- **Problem**
Below are records; count the lines that contain "temperature" and give only the total.

- **Material for the task**
┄┄┄┄┄┄┄┄┄┄

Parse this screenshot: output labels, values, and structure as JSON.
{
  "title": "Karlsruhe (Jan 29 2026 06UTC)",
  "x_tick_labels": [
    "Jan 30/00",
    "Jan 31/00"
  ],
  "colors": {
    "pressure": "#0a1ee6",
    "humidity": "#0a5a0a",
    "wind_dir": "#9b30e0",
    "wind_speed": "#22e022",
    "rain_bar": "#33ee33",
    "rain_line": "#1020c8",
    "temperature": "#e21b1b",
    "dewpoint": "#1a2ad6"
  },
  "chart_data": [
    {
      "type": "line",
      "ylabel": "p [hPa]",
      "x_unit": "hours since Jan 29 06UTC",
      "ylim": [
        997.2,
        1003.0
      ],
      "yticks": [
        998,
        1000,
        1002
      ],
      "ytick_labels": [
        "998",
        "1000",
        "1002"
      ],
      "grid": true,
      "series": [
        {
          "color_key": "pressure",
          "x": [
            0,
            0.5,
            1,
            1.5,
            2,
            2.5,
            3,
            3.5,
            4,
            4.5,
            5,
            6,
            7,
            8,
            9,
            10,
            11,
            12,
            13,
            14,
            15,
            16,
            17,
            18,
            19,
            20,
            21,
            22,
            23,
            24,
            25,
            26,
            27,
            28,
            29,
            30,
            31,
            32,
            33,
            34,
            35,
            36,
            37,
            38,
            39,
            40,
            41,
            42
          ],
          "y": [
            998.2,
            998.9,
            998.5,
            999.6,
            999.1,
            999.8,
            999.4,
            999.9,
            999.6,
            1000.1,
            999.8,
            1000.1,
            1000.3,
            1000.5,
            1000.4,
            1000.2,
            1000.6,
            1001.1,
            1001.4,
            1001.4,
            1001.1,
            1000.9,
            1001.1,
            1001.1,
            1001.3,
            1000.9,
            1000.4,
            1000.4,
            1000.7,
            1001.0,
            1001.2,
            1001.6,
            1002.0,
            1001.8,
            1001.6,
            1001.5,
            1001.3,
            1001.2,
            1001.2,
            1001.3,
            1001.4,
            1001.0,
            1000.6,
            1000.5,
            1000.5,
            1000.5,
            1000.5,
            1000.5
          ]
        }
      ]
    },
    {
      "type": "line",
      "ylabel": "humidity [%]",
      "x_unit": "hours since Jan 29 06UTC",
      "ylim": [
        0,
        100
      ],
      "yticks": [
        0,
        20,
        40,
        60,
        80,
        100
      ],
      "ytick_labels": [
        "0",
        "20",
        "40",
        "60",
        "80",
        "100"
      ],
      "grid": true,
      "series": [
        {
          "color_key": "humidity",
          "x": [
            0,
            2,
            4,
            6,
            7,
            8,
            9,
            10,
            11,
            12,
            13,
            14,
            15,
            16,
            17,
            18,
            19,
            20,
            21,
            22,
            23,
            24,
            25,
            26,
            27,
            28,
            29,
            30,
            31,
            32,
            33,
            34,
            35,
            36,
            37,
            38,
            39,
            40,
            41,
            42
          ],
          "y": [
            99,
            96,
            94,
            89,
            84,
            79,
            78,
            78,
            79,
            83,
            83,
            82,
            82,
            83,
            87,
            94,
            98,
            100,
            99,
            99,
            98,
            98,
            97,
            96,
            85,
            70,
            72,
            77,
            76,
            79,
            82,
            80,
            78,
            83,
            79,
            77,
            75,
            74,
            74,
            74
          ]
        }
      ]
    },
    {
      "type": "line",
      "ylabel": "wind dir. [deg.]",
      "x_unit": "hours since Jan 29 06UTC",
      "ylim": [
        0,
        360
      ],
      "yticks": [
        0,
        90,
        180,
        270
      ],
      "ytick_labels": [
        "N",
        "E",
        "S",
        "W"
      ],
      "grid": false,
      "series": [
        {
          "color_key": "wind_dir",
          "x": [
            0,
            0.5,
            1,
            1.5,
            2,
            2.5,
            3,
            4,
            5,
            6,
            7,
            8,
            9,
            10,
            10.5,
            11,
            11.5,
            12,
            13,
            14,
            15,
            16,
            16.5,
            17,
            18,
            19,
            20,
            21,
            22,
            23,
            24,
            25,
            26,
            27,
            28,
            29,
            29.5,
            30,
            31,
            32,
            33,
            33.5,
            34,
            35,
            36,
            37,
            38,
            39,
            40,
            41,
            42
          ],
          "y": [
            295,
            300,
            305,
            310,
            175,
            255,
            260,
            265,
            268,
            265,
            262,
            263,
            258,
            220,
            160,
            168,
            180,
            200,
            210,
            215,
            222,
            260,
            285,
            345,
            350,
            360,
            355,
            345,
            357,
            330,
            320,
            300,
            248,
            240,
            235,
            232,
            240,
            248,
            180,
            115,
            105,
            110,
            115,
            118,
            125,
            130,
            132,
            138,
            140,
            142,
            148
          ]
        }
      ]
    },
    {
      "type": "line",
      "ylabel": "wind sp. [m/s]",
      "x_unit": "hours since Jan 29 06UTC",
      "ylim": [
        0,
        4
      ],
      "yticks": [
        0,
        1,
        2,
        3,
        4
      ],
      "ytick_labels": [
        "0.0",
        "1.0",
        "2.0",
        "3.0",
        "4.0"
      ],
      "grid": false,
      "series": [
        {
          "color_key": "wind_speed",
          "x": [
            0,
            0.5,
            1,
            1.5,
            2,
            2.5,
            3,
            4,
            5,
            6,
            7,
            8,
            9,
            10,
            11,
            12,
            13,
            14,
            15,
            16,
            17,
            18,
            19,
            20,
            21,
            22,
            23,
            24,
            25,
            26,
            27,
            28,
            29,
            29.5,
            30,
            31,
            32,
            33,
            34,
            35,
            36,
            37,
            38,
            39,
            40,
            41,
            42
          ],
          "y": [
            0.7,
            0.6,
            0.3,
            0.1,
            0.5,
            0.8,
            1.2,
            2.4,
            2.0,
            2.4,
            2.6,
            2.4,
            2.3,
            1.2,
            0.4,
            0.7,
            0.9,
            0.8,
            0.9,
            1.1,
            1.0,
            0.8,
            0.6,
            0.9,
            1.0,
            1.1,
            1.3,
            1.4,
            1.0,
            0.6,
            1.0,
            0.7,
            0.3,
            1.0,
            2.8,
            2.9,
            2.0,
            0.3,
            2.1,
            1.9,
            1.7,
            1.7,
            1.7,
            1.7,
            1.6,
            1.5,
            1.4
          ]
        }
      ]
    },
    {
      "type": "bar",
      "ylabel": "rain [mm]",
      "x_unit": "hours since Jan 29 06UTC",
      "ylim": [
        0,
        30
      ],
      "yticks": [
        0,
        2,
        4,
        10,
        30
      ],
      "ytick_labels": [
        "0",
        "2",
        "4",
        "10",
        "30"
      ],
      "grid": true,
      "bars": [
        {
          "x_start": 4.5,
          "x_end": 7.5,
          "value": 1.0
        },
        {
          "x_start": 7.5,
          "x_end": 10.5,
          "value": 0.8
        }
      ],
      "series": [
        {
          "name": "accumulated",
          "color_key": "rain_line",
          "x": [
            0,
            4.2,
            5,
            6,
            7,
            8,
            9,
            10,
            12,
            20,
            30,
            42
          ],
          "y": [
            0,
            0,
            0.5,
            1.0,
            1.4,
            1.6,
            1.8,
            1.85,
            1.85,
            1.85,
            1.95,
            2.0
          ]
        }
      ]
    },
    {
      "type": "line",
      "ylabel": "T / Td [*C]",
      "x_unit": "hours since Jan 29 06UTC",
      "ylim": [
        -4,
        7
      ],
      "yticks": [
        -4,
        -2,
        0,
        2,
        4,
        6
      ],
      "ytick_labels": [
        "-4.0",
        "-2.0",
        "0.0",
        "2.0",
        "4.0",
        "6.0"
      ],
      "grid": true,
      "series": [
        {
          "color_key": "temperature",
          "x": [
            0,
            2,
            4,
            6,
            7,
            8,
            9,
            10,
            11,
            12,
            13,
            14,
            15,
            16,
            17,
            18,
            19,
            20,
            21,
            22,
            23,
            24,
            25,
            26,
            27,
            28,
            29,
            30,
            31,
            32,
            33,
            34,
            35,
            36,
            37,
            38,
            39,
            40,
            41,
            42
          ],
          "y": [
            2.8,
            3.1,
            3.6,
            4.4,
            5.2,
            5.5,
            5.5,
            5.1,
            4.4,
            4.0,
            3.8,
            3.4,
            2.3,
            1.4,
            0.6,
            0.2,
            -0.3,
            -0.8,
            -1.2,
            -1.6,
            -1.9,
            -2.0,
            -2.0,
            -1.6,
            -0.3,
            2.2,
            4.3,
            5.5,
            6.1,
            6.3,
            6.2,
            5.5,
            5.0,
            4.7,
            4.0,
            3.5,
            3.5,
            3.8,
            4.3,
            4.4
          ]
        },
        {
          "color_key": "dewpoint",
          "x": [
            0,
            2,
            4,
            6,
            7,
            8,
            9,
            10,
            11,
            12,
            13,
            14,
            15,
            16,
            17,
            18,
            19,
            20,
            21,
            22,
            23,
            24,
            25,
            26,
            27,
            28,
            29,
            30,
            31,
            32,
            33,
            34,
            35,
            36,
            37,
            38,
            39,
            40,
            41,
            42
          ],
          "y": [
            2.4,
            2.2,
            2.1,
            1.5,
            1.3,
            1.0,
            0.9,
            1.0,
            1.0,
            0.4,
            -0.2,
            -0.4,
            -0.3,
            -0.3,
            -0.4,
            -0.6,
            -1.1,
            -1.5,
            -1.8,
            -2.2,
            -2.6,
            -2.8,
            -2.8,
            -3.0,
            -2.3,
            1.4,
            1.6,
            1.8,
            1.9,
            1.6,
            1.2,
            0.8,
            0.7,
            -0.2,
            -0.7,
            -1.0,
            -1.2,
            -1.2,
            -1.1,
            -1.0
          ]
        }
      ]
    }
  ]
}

┄┄┄┄┄┄┄┄┄┄

- **Task solution**
2